*Provided records*
════

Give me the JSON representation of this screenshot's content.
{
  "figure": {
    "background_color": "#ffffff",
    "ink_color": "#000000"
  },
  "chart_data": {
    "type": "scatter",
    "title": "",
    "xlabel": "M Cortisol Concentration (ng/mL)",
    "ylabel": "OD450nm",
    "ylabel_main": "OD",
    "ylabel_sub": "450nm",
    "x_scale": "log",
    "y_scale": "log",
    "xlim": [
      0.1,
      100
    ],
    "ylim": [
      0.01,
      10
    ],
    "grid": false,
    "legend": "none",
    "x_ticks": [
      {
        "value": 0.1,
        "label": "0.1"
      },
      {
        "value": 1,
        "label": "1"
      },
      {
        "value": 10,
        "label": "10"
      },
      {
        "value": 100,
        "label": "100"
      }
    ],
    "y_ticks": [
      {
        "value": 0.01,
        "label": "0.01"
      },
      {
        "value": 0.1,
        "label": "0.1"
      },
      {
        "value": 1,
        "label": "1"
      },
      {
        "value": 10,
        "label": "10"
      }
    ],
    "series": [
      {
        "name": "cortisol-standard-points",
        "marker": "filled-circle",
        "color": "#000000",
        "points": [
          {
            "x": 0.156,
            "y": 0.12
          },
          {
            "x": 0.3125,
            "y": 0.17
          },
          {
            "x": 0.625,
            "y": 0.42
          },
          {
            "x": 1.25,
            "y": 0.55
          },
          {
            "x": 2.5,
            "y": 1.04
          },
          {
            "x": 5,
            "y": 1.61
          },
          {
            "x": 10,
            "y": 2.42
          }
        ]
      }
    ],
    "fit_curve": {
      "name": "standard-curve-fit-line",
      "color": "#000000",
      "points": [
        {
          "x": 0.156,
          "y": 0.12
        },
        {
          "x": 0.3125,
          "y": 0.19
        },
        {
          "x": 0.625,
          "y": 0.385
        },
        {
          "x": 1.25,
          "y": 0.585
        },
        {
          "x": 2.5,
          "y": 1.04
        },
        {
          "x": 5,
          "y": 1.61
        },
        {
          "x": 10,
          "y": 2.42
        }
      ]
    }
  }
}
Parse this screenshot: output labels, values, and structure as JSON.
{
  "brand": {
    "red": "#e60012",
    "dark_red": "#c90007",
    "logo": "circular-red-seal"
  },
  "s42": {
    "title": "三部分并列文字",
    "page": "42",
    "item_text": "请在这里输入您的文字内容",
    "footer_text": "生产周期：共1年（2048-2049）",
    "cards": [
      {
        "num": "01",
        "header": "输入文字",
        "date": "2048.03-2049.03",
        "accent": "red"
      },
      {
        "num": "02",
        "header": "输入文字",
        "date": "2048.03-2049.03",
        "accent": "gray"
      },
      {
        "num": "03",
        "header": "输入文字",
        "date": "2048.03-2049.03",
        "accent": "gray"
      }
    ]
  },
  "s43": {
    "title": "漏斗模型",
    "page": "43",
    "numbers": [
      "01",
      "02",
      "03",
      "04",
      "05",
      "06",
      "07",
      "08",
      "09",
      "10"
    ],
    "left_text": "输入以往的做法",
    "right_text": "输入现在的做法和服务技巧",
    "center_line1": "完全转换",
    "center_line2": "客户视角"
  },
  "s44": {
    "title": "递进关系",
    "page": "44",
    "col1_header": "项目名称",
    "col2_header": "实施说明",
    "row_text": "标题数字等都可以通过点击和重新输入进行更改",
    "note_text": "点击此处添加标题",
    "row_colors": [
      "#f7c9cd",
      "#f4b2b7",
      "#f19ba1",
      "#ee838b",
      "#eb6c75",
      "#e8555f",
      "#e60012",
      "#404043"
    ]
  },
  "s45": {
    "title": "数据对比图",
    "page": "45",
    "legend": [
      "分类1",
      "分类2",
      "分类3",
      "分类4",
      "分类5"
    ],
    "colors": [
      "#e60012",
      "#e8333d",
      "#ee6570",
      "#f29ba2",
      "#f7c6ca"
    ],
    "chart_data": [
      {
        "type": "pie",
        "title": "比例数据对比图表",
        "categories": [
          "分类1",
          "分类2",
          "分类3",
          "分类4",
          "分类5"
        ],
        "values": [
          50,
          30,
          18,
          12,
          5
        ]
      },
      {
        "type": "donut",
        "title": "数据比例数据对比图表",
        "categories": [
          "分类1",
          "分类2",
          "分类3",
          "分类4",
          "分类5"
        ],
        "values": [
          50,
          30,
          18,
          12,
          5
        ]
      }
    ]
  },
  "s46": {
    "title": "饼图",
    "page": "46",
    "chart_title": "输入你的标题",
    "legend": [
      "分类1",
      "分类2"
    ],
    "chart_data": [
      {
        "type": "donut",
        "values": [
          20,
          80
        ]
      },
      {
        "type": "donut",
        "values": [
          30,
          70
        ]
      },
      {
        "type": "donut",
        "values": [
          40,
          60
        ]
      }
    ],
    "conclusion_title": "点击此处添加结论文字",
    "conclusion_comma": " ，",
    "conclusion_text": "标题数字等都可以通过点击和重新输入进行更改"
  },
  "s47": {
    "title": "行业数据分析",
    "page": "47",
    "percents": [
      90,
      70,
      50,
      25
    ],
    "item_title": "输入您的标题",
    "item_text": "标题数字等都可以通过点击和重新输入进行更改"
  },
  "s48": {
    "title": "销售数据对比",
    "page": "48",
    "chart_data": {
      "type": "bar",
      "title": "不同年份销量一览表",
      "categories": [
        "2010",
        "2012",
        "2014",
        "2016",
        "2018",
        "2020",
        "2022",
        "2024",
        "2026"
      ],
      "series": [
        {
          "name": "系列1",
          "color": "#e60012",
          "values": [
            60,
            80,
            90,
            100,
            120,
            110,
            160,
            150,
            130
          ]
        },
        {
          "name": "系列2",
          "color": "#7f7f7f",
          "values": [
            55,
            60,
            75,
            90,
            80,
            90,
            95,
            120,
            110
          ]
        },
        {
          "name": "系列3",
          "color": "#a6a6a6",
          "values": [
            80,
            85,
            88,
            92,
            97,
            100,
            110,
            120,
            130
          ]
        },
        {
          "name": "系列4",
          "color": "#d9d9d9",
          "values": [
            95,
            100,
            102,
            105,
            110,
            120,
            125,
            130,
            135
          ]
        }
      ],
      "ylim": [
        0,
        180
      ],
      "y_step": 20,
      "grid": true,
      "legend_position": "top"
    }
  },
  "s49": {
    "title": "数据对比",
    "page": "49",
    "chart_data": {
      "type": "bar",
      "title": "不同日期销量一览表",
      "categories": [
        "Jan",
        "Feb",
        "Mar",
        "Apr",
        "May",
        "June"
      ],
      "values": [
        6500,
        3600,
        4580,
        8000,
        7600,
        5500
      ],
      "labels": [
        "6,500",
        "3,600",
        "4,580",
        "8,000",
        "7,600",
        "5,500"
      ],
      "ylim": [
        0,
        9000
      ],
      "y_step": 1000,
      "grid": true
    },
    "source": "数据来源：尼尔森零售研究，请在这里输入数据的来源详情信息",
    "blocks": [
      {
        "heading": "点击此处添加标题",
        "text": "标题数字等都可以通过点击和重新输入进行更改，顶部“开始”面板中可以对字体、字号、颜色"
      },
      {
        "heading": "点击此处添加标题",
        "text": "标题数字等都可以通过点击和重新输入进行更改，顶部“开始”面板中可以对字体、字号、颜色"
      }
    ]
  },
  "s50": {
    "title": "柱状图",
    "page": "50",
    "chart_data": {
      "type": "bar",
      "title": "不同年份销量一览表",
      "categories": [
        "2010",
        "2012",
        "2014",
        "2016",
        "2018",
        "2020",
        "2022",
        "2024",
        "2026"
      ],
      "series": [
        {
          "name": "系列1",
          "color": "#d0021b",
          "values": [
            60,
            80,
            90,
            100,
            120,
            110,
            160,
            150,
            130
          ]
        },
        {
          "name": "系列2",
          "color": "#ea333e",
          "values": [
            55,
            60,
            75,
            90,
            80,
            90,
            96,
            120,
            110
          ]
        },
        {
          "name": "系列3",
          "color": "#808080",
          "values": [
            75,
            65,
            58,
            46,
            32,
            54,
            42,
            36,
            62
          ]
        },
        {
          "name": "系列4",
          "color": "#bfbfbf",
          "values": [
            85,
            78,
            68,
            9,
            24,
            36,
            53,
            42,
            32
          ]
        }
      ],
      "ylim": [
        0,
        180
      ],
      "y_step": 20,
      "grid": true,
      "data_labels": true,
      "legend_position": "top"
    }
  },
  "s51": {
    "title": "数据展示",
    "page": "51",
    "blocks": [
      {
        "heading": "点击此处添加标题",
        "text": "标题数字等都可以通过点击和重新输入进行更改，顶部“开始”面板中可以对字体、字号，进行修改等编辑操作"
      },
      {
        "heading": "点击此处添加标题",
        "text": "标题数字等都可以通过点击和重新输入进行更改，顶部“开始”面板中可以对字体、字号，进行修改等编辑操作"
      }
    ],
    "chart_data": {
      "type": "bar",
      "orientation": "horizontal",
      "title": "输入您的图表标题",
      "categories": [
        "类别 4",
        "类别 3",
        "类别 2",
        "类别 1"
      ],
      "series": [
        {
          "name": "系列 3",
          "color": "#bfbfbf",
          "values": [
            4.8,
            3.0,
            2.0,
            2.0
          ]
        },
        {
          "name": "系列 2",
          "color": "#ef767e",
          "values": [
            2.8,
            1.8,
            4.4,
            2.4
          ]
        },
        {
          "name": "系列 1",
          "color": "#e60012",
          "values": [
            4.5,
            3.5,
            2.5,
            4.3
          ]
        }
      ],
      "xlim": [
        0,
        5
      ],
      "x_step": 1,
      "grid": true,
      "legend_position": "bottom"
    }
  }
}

════

*To be done*
Which lines contain the word "points"? Copy each of them.

*Solved exercise*
        "name": "cortisol-standard-points",
        "points": [
      "points": [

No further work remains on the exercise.